**What this task involves**
Go through the entries below and retype them exactly, omitting each picture.

(Figure content listings)
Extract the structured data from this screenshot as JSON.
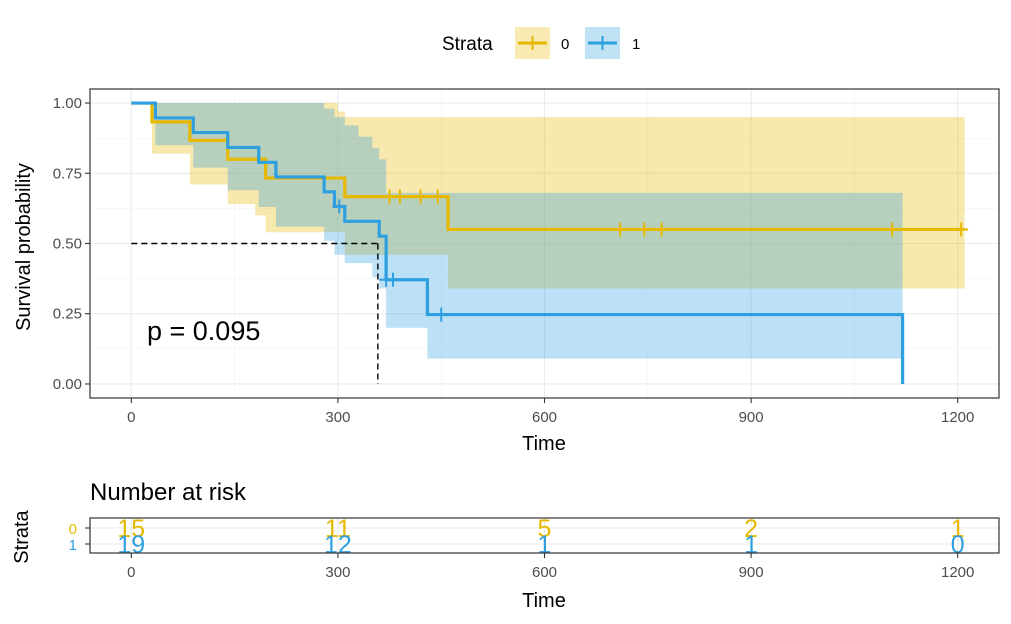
{
  "legend": {
    "title": "Strata",
    "placement": "top",
    "entries": [
      {
        "label": "0",
        "color": "#E7B800"
      },
      {
        "label": "1",
        "color": "#2E9FDF"
      }
    ]
  },
  "chart_data": [
    {
      "type": "line",
      "subtype": "kaplan-meier",
      "xlabel": "Time",
      "ylabel": "Survival probability",
      "xlim": [
        -60,
        1260
      ],
      "ylim": [
        -0.05,
        1.05
      ],
      "xticks": [
        0,
        300,
        600,
        900,
        1200
      ],
      "xtick_labels": [
        "0",
        "300",
        "600",
        "900",
        "1200"
      ],
      "yticks": [
        0,
        0.25,
        0.5,
        0.75,
        1.0
      ],
      "ytick_labels": [
        "0.00",
        "0.25",
        "0.50",
        "0.75",
        "1.00"
      ],
      "grid": true,
      "annotation": "p = 0.095",
      "annotation_pos": {
        "x": 25,
        "y": 0.19
      },
      "median_line": {
        "y": 0.5,
        "x": 358
      },
      "series": [
        {
          "name": "0",
          "color": "#E7B800",
          "steps": [
            [
              0,
              1.0
            ],
            [
              30,
              0.933
            ],
            [
              85,
              0.867
            ],
            [
              140,
              0.8
            ],
            [
              195,
              0.733
            ],
            [
              310,
              0.667
            ],
            [
              460,
              0.55
            ],
            [
              1210,
              0.55
            ]
          ],
          "ci": [
            [
              0,
              1.0,
              1.0
            ],
            [
              30,
              0.82,
              1.0
            ],
            [
              85,
              0.71,
              1.0
            ],
            [
              140,
              0.64,
              1.0
            ],
            [
              180,
              0.6,
              1.0
            ],
            [
              195,
              0.54,
              1.0
            ],
            [
              300,
              0.54,
              0.97
            ],
            [
              310,
              0.46,
              0.95
            ],
            [
              460,
              0.34,
              0.95
            ],
            [
              1210,
              0.34,
              0.92
            ]
          ],
          "censor_times": [
            375,
            390,
            420,
            445,
            710,
            745,
            770,
            1105,
            1205
          ]
        },
        {
          "name": "1",
          "color": "#2E9FDF",
          "steps": [
            [
              0,
              1.0
            ],
            [
              35,
              0.947
            ],
            [
              90,
              0.895
            ],
            [
              140,
              0.842
            ],
            [
              185,
              0.789
            ],
            [
              210,
              0.737
            ],
            [
              280,
              0.684
            ],
            [
              295,
              0.632
            ],
            [
              310,
              0.579
            ],
            [
              360,
              0.526
            ],
            [
              370,
              0.371
            ],
            [
              430,
              0.247
            ],
            [
              1120,
              0.247
            ],
            [
              1120,
              0.0
            ]
          ],
          "ci": [
            [
              0,
              1.0,
              1.0
            ],
            [
              35,
              0.85,
              1.0
            ],
            [
              90,
              0.77,
              1.0
            ],
            [
              140,
              0.69,
              1.0
            ],
            [
              185,
              0.63,
              1.0
            ],
            [
              210,
              0.56,
              1.0
            ],
            [
              280,
              0.51,
              0.98
            ],
            [
              295,
              0.46,
              0.95
            ],
            [
              310,
              0.43,
              0.92
            ],
            [
              330,
              0.43,
              0.88
            ],
            [
              350,
              0.38,
              0.84
            ],
            [
              360,
              0.34,
              0.8
            ],
            [
              370,
              0.2,
              0.68
            ],
            [
              430,
              0.09,
              0.68
            ],
            [
              1120,
              0.09,
              0.68
            ]
          ],
          "censor_times": [
            302,
            370,
            380,
            450
          ]
        }
      ]
    },
    {
      "type": "table",
      "title": "Number at risk",
      "xlabel": "Time",
      "ylabel": "Strata",
      "xticks": [
        0,
        300,
        600,
        900,
        1200
      ],
      "xtick_labels": [
        "0",
        "300",
        "600",
        "900",
        "1200"
      ],
      "rows": [
        {
          "strata": "0",
          "color": "#E7B800",
          "values": [
            "15",
            "11",
            "5",
            "2",
            "1"
          ]
        },
        {
          "strata": "1",
          "color": "#2E9FDF",
          "values": [
            "19",
            "12",
            "1",
            "1",
            "0"
          ]
        }
      ]
    }
  ]
}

**Worked solution**
Extract the structured data from this screenshot as JSON.
{
  "legend": {
    "title": "Strata",
    "placement": "top",
    "entries": [
      {
        "label": "0",
        "color": "#E7B800"
      },
      {
        "label": "1",
        "color": "#2E9FDF"
      }
    ]
  },
  "chart_data": [
    {
      "type": "line",
      "subtype": "kaplan-meier",
      "xlabel": "Time",
      "ylabel": "Survival probability",
      "xlim": [
        -60,
        1260
      ],
      "ylim": [
        -0.05,
        1.05
      ],
      "xticks": [
        0,
        300,
        600,
        900,
        1200
      ],
      "xtick_labels": [
        "0",
        "300",
        "600",
        "900",
        "1200"
      ],
      "yticks": [
        0,
        0.25,
        0.5,
        0.75,
        1.0
      ],
      "ytick_labels": [
        "0.00",
        "0.25",
        "0.50",
        "0.75",
        "1.00"
      ],
      "grid": true,
      "annotation": "p = 0.095",
      "annotation_pos": {
        "x": 25,
        "y": 0.19
      },
      "median_line": {
        "y": 0.5,
        "x": 358
      },
      "series": [
        {
          "name": "0",
          "color": "#E7B800",
          "steps": [
            [
              0,
              1.0
            ],
            [
              30,
              0.933
            ],
            [
              85,
              0.867
            ],
            [
              140,
              0.8
            ],
            [
              195,
              0.733
            ],
            [
              310,
              0.667
            ],
            [
              460,
              0.55
            ],
            [
              1210,
              0.55
            ]
          ],
          "ci": [
            [
              0,
              1.0,
              1.0
            ],
            [
              30,
              0.82,
              1.0
            ],
            [
              85,
              0.71,
              1.0
            ],
            [
              140,
              0.64,
              1.0
            ],
            [
              180,
              0.6,
              1.0
            ],
            [
              195,
              0.54,
              1.0
            ],
            [
              300,
              0.54,
              0.97
            ],
            [
              310,
              0.46,
              0.95
            ],
            [
              460,
              0.34,
              0.95
            ],
            [
              1210,
              0.34,
              0.92
            ]
          ],
          "censor_times": [
            375,
            390,
            420,
            445,
            710,
            745,
            770,
            1105,
            1205
          ]
        },
        {
          "name": "1",
          "color": "#2E9FDF",
          "steps": [
            [
              0,
              1.0
            ],
            [
              35,
              0.947
            ],
            [
              90,
              0.895
            ],
            [
              140,
              0.842
            ],
            [
              185,
              0.789
            ],
            [
              210,
              0.737
            ],
            [
              280,
              0.684
            ],
            [
              295,
              0.632
            ],
            [
              310,
              0.579
            ],
            [
              360,
              0.526
            ],
            [
              370,
              0.371
            ],
            [
              430,
              0.247
            ],
            [
              1120,
              0.247
            ],
            [
              1120,
              0.0
            ]
          ],
          "ci": [
            [
              0,
              1.0,
              1.0
            ],
            [
              35,
              0.85,
              1.0
            ],
            [
              90,
              0.77,
              1.0
            ],
            [
              140,
              0.69,
              1.0
            ],
            [
              185,
              0.63,
              1.0
            ],
            [
              210,
              0.56,
              1.0
            ],
            [
              280,
              0.51,
              0.98
            ],
            [
              295,
              0.46,
              0.95
            ],
            [
              310,
              0.43,
              0.92
            ],
            [
              330,
              0.43,
              0.88
            ],
            [
              350,
              0.38,
              0.84
            ],
            [
              360,
              0.34,
              0.8
            ],
            [
              370,
              0.2,
              0.68
            ],
            [
              430,
              0.09,
              0.68
            ],
            [
              1120,
              0.09,
              0.68
            ]
          ],
          "censor_times": [
            302,
            370,
            380,
            450
          ]
        }
      ]
    },
    {
      "type": "table",
      "title": "Number at risk",
      "xlabel": "Time",
      "ylabel": "Strata",
      "xticks": [
        0,
        300,
        600,
        900,
        1200
      ],
      "xtick_labels": [
        "0",
        "300",
        "600",
        "900",
        "1200"
      ],
      "rows": [
        {
          "strata": "0",
          "color": "#E7B800",
          "values": [
            "15",
            "11",
            "5",
            "2",
            "1"
          ]
        },
        {
          "strata": "1",
          "color": "#2E9FDF",
          "values": [
            "19",
            "12",
            "1",
            "1",
            "0"
          ]
        }
      ]
    }
  ]
}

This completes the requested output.